Stated goal
Below are some records; repeat them all exactly, minus the pictures.

Material for this exercise
<<<<

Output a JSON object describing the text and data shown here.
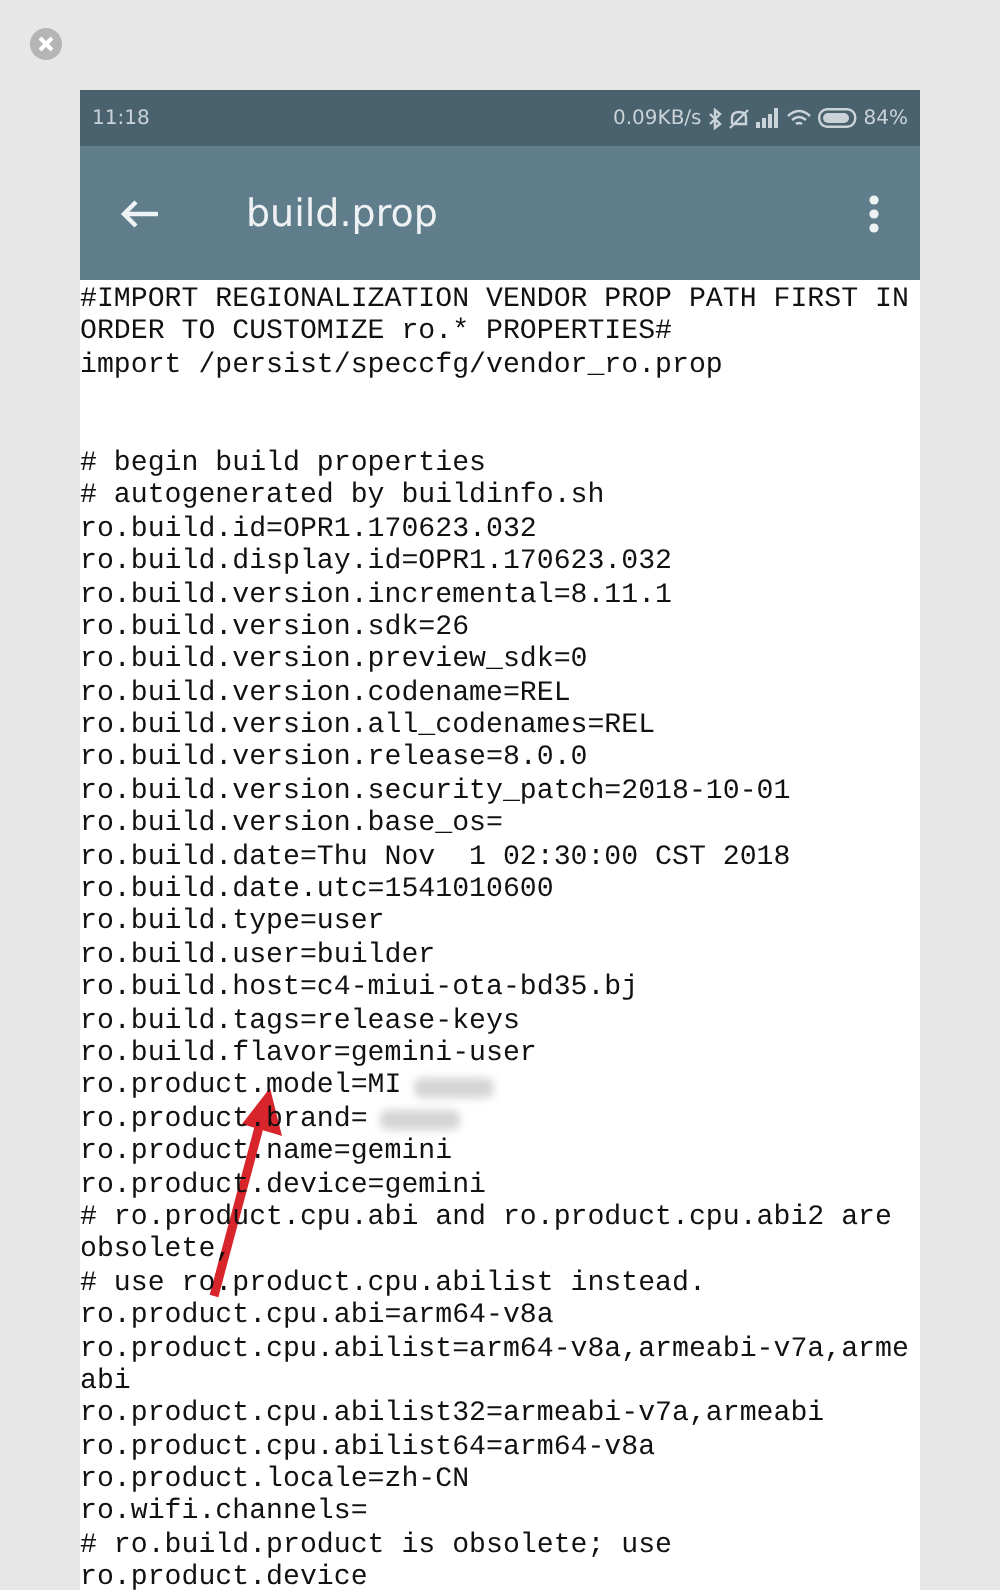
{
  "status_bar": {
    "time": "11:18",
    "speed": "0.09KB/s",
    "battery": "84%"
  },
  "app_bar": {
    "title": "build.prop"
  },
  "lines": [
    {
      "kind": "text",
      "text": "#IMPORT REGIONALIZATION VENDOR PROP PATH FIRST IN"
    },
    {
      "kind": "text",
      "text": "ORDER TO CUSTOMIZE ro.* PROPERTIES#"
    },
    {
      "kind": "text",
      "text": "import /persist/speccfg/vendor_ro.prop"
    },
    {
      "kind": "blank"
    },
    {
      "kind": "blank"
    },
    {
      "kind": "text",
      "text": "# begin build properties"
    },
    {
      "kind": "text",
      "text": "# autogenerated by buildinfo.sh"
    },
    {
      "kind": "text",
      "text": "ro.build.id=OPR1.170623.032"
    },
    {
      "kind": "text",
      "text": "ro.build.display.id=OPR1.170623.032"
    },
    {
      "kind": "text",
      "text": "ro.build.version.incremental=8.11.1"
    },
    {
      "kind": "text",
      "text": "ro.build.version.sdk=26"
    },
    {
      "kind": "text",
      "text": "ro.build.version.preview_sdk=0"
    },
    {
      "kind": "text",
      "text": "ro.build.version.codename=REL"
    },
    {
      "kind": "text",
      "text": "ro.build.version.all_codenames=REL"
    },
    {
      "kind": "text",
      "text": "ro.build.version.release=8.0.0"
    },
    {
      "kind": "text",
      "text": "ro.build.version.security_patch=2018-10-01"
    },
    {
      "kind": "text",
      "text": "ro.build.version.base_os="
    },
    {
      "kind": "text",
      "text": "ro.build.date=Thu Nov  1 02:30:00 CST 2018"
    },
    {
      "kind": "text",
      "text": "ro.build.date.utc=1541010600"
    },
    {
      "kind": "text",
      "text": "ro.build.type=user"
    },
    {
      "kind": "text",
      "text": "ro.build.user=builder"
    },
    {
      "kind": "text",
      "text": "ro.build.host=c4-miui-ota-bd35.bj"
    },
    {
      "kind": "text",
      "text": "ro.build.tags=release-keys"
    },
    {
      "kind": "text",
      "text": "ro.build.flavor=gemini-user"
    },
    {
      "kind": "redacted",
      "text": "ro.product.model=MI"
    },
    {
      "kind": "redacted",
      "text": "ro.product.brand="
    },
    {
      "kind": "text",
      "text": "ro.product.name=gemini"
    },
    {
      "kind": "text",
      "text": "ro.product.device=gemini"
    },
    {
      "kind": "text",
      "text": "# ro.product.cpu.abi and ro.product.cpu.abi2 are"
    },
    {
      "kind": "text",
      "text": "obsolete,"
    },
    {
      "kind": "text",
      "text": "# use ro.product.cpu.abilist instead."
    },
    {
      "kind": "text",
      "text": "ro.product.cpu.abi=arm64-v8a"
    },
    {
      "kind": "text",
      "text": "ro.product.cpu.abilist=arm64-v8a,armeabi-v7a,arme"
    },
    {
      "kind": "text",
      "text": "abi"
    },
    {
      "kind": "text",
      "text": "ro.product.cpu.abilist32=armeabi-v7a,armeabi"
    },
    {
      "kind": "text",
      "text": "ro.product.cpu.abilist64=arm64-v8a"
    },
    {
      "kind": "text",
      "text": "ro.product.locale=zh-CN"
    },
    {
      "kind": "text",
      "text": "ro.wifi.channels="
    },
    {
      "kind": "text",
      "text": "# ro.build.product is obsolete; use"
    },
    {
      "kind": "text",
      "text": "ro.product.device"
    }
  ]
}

>>>>

Reply
Output a JSON object describing the text and data shown here.
{
  "status_bar": {
    "time": "11:18",
    "speed": "0.09KB/s",
    "battery": "84%"
  },
  "app_bar": {
    "title": "build.prop"
  },
  "lines": [
    {
      "kind": "text",
      "text": "#IMPORT REGIONALIZATION VENDOR PROP PATH FIRST IN"
    },
    {
      "kind": "text",
      "text": "ORDER TO CUSTOMIZE ro.* PROPERTIES#"
    },
    {
      "kind": "text",
      "text": "import /persist/speccfg/vendor_ro.prop"
    },
    {
      "kind": "blank"
    },
    {
      "kind": "blank"
    },
    {
      "kind": "text",
      "text": "# begin build properties"
    },
    {
      "kind": "text",
      "text": "# autogenerated by buildinfo.sh"
    },
    {
      "kind": "text",
      "text": "ro.build.id=OPR1.170623.032"
    },
    {
      "kind": "text",
      "text": "ro.build.display.id=OPR1.170623.032"
    },
    {
      "kind": "text",
      "text": "ro.build.version.incremental=8.11.1"
    },
    {
      "kind": "text",
      "text": "ro.build.version.sdk=26"
    },
    {
      "kind": "text",
      "text": "ro.build.version.preview_sdk=0"
    },
    {
      "kind": "text",
      "text": "ro.build.version.codename=REL"
    },
    {
      "kind": "text",
      "text": "ro.build.version.all_codenames=REL"
    },
    {
      "kind": "text",
      "text": "ro.build.version.release=8.0.0"
    },
    {
      "kind": "text",
      "text": "ro.build.version.security_patch=2018-10-01"
    },
    {
      "kind": "text",
      "text": "ro.build.version.base_os="
    },
    {
      "kind": "text",
      "text": "ro.build.date=Thu Nov  1 02:30:00 CST 2018"
    },
    {
      "kind": "text",
      "text": "ro.build.date.utc=1541010600"
    },
    {
      "kind": "text",
      "text": "ro.build.type=user"
    },
    {
      "kind": "text",
      "text": "ro.build.user=builder"
    },
    {
      "kind": "text",
      "text": "ro.build.host=c4-miui-ota-bd35.bj"
    },
    {
      "kind": "text",
      "text": "ro.build.tags=release-keys"
    },
    {
      "kind": "text",
      "text": "ro.build.flavor=gemini-user"
    },
    {
      "kind": "redacted",
      "text": "ro.product.model=MI"
    },
    {
      "kind": "redacted",
      "text": "ro.product.brand="
    },
    {
      "kind": "text",
      "text": "ro.product.name=gemini"
    },
    {
      "kind": "text",
      "text": "ro.product.device=gemini"
    },
    {
      "kind": "text",
      "text": "# ro.product.cpu.abi and ro.product.cpu.abi2 are"
    },
    {
      "kind": "text",
      "text": "obsolete,"
    },
    {
      "kind": "text",
      "text": "# use ro.product.cpu.abilist instead."
    },
    {
      "kind": "text",
      "text": "ro.product.cpu.abi=arm64-v8a"
    },
    {
      "kind": "text",
      "text": "ro.product.cpu.abilist=arm64-v8a,armeabi-v7a,arme"
    },
    {
      "kind": "text",
      "text": "abi"
    },
    {
      "kind": "text",
      "text": "ro.product.cpu.abilist32=armeabi-v7a,armeabi"
    },
    {
      "kind": "text",
      "text": "ro.product.cpu.abilist64=arm64-v8a"
    },
    {
      "kind": "text",
      "text": "ro.product.locale=zh-CN"
    },
    {
      "kind": "text",
      "text": "ro.wifi.channels="
    },
    {
      "kind": "text",
      "text": "# ro.build.product is obsolete; use"
    },
    {
      "kind": "text",
      "text": "ro.product.device"
    }
  ]
}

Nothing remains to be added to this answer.